_Short exercise_: Repeat, line for line, the entries printed below.

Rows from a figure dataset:
'''

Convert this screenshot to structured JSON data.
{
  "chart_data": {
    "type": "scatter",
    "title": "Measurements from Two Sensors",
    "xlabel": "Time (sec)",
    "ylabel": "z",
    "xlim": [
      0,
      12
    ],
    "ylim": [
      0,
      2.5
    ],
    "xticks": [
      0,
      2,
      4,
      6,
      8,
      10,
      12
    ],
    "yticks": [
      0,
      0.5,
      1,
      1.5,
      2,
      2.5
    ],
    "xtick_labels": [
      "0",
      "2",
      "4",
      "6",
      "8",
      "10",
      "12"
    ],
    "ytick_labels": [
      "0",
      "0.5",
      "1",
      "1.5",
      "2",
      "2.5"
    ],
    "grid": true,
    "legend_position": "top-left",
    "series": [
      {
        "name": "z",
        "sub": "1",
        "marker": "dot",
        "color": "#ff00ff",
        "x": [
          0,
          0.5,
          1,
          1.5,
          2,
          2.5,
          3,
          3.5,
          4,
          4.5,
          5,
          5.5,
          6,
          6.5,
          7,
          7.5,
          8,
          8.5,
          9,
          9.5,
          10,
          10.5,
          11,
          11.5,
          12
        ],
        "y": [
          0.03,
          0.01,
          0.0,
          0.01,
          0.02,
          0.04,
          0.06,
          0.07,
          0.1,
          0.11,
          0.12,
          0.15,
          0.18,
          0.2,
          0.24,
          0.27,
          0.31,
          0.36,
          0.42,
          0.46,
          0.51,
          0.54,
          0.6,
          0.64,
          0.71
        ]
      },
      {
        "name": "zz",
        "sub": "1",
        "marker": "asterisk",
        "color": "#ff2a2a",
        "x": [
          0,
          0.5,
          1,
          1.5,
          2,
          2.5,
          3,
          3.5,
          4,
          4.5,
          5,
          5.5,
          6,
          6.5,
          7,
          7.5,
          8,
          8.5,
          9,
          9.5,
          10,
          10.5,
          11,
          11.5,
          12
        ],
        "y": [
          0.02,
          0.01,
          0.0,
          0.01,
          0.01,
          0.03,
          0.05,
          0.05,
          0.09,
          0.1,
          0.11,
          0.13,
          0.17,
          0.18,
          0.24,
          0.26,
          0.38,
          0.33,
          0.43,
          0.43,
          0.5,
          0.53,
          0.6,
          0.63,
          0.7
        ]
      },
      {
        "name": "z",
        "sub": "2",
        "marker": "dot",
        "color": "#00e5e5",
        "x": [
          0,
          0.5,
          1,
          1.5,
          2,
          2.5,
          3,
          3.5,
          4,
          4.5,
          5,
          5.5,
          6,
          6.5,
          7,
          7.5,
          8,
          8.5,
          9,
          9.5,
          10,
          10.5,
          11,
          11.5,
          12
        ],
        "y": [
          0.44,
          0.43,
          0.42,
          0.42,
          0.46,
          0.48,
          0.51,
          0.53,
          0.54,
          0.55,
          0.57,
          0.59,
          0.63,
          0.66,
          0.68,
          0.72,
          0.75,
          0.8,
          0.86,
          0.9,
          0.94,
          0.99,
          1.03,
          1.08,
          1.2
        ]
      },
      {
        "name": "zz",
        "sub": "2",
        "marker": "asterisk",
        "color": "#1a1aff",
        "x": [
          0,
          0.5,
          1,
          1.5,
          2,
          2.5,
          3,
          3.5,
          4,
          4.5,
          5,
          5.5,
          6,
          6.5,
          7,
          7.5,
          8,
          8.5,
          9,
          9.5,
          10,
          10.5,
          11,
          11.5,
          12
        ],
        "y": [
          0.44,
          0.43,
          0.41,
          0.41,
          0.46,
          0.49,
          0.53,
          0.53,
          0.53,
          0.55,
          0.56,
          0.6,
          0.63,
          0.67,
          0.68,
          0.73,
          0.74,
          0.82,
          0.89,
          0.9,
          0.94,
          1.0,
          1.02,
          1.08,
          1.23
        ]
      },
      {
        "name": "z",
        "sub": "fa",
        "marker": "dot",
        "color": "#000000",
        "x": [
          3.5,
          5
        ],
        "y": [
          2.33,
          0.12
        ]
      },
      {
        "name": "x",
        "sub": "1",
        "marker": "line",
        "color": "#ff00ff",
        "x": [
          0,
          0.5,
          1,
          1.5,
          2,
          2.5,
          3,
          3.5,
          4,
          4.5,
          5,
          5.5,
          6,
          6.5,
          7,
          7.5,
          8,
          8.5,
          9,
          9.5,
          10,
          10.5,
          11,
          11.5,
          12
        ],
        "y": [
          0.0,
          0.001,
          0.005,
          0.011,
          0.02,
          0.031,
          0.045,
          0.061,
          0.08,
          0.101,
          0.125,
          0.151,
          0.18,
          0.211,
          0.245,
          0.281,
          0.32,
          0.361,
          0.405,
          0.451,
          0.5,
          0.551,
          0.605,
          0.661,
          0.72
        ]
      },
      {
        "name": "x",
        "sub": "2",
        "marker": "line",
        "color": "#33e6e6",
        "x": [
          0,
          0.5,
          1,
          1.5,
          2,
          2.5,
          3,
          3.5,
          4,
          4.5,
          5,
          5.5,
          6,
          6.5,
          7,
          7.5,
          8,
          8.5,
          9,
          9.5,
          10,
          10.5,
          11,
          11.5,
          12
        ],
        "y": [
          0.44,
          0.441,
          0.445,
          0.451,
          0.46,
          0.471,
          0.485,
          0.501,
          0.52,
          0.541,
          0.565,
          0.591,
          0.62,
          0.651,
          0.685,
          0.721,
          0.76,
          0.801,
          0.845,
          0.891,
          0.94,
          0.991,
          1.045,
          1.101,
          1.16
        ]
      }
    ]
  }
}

'''

_Solution_:
Convert this screenshot to structured JSON data.
{
  "chart_data": {
    "type": "scatter",
    "title": "Measurements from Two Sensors",
    "xlabel": "Time (sec)",
    "ylabel": "z",
    "xlim": [
      0,
      12
    ],
    "ylim": [
      0,
      2.5
    ],
    "xticks": [
      0,
      2,
      4,
      6,
      8,
      10,
      12
    ],
    "yticks": [
      0,
      0.5,
      1,
      1.5,
      2,
      2.5
    ],
    "xtick_labels": [
      "0",
      "2",
      "4",
      "6",
      "8",
      "10",
      "12"
    ],
    "ytick_labels": [
      "0",
      "0.5",
      "1",
      "1.5",
      "2",
      "2.5"
    ],
    "grid": true,
    "legend_position": "top-left",
    "series": [
      {
        "name": "z",
        "sub": "1",
        "marker": "dot",
        "color": "#ff00ff",
        "x": [
          0,
          0.5,
          1,
          1.5,
          2,
          2.5,
          3,
          3.5,
          4,
          4.5,
          5,
          5.5,
          6,
          6.5,
          7,
          7.5,
          8,
          8.5,
          9,
          9.5,
          10,
          10.5,
          11,
          11.5,
          12
        ],
        "y": [
          0.03,
          0.01,
          0.0,
          0.01,
          0.02,
          0.04,
          0.06,
          0.07,
          0.1,
          0.11,
          0.12,
          0.15,
          0.18,
          0.2,
          0.24,
          0.27,
          0.31,
          0.36,
          0.42,
          0.46,
          0.51,
          0.54,
          0.6,
          0.64,
          0.71
        ]
      },
      {
        "name": "zz",
        "sub": "1",
        "marker": "asterisk",
        "color": "#ff2a2a",
        "x": [
          0,
          0.5,
          1,
          1.5,
          2,
          2.5,
          3,
          3.5,
          4,
          4.5,
          5,
          5.5,
          6,
          6.5,
          7,
          7.5,
          8,
          8.5,
          9,
          9.5,
          10,
          10.5,
          11,
          11.5,
          12
        ],
        "y": [
          0.02,
          0.01,
          0.0,
          0.01,
          0.01,
          0.03,
          0.05,
          0.05,
          0.09,
          0.1,
          0.11,
          0.13,
          0.17,
          0.18,
          0.24,
          0.26,
          0.38,
          0.33,
          0.43,
          0.43,
          0.5,
          0.53,
          0.6,
          0.63,
          0.7
        ]
      },
      {
        "name": "z",
        "sub": "2",
        "marker": "dot",
        "color": "#00e5e5",
        "x": [
          0,
          0.5,
          1,
          1.5,
          2,
          2.5,
          3,
          3.5,
          4,
          4.5,
          5,
          5.5,
          6,
          6.5,
          7,
          7.5,
          8,
          8.5,
          9,
          9.5,
          10,
          10.5,
          11,
          11.5,
          12
        ],
        "y": [
          0.44,
          0.43,
          0.42,
          0.42,
          0.46,
          0.48,
          0.51,
          0.53,
          0.54,
          0.55,
          0.57,
          0.59,
          0.63,
          0.66,
          0.68,
          0.72,
          0.75,
          0.8,
          0.86,
          0.9,
          0.94,
          0.99,
          1.03,
          1.08,
          1.2
        ]
      },
      {
        "name": "zz",
        "sub": "2",
        "marker": "asterisk",
        "color": "#1a1aff",
        "x": [
          0,
          0.5,
          1,
          1.5,
          2,
          2.5,
          3,
          3.5,
          4,
          4.5,
          5,
          5.5,
          6,
          6.5,
          7,
          7.5,
          8,
          8.5,
          9,
          9.5,
          10,
          10.5,
          11,
          11.5,
          12
        ],
        "y": [
          0.44,
          0.43,
          0.41,
          0.41,
          0.46,
          0.49,
          0.53,
          0.53,
          0.53,
          0.55,
          0.56,
          0.6,
          0.63,
          0.67,
          0.68,
          0.73,
          0.74,
          0.82,
          0.89,
          0.9,
          0.94,
          1.0,
          1.02,
          1.08,
          1.23
        ]
      },
      {
        "name": "z",
        "sub": "fa",
        "marker": "dot",
        "color": "#000000",
        "x": [
          3.5,
          5
        ],
        "y": [
          2.33,
          0.12
        ]
      },
      {
        "name": "x",
        "sub": "1",
        "marker": "line",
        "color": "#ff00ff",
        "x": [
          0,
          0.5,
          1,
          1.5,
          2,
          2.5,
          3,
          3.5,
          4,
          4.5,
          5,
          5.5,
          6,
          6.5,
          7,
          7.5,
          8,
          8.5,
          9,
          9.5,
          10,
          10.5,
          11,
          11.5,
          12
        ],
        "y": [
          0.0,
          0.001,
          0.005,
          0.011,
          0.02,
          0.031,
          0.045,
          0.061,
          0.08,
          0.101,
          0.125,
          0.151,
          0.18,
          0.211,
          0.245,
          0.281,
          0.32,
          0.361,
          0.405,
          0.451,
          0.5,
          0.551,
          0.605,
          0.661,
          0.72
        ]
      },
      {
        "name": "x",
        "sub": "2",
        "marker": "line",
        "color": "#33e6e6",
        "x": [
          0,
          0.5,
          1,
          1.5,
          2,
          2.5,
          3,
          3.5,
          4,
          4.5,
          5,
          5.5,
          6,
          6.5,
          7,
          7.5,
          8,
          8.5,
          9,
          9.5,
          10,
          10.5,
          11,
          11.5,
          12
        ],
        "y": [
          0.44,
          0.441,
          0.445,
          0.451,
          0.46,
          0.471,
          0.485,
          0.501,
          0.52,
          0.541,
          0.565,
          0.591,
          0.62,
          0.651,
          0.685,
          0.721,
          0.76,
          0.801,
          0.845,
          0.891,
          0.94,
          0.991,
          1.045,
          1.101,
          1.16
        ]
      }
    ]
  }
}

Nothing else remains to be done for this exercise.